# Material

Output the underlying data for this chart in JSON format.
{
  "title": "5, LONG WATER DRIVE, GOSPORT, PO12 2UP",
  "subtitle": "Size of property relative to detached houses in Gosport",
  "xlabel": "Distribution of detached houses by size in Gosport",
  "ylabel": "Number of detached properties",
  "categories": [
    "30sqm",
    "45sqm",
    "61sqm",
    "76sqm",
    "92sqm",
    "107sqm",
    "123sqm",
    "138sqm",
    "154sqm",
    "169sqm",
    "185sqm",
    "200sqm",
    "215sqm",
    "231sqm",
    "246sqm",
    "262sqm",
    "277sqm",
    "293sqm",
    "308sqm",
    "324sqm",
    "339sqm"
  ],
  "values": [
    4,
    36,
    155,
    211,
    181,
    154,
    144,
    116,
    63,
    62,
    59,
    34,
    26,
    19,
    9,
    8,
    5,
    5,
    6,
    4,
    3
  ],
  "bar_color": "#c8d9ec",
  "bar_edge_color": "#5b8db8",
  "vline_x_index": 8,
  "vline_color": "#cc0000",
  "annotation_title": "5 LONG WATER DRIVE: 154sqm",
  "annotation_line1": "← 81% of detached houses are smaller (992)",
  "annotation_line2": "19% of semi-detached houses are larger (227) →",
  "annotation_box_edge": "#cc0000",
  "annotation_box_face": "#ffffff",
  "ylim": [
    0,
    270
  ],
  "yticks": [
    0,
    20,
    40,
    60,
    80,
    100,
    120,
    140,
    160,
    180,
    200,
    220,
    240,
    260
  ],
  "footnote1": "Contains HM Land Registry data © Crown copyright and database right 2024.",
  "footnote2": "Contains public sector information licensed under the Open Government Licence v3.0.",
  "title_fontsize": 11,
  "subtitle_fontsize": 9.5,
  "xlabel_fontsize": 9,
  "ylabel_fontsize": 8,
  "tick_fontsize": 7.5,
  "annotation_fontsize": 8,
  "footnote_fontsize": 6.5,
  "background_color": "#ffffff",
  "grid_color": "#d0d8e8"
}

# What to work on
Return all of the above records exactly, leaving no line out.

# Exercise output
Output the underlying data for this chart in JSON format.
{
  "title": "5, LONG WATER DRIVE, GOSPORT, PO12 2UP",
  "subtitle": "Size of property relative to detached houses in Gosport",
  "xlabel": "Distribution of detached houses by size in Gosport",
  "ylabel": "Number of detached properties",
  "categories": [
    "30sqm",
    "45sqm",
    "61sqm",
    "76sqm",
    "92sqm",
    "107sqm",
    "123sqm",
    "138sqm",
    "154sqm",
    "169sqm",
    "185sqm",
    "200sqm",
    "215sqm",
    "231sqm",
    "246sqm",
    "262sqm",
    "277sqm",
    "293sqm",
    "308sqm",
    "324sqm",
    "339sqm"
  ],
  "values": [
    4,
    36,
    155,
    211,
    181,
    154,
    144,
    116,
    63,
    62,
    59,
    34,
    26,
    19,
    9,
    8,
    5,
    5,
    6,
    4,
    3
  ],
  "bar_color": "#c8d9ec",
  "bar_edge_color": "#5b8db8",
  "vline_x_index": 8,
  "vline_color": "#cc0000",
  "annotation_title": "5 LONG WATER DRIVE: 154sqm",
  "annotation_line1": "← 81% of detached houses are smaller (992)",
  "annotation_line2": "19% of semi-detached houses are larger (227) →",
  "annotation_box_edge": "#cc0000",
  "annotation_box_face": "#ffffff",
  "ylim": [
    0,
    270
  ],
  "yticks": [
    0,
    20,
    40,
    60,
    80,
    100,
    120,
    140,
    160,
    180,
    200,
    220,
    240,
    260
  ],
  "footnote1": "Contains HM Land Registry data © Crown copyright and database right 2024.",
  "footnote2": "Contains public sector information licensed under the Open Government Licence v3.0.",
  "title_fontsize": 11,
  "subtitle_fontsize": 9.5,
  "xlabel_fontsize": 9,
  "ylabel_fontsize": 8,
  "tick_fontsize": 7.5,
  "annotation_fontsize": 8,
  "footnote_fontsize": 6.5,
  "background_color": "#ffffff",
  "grid_color": "#d0d8e8"
}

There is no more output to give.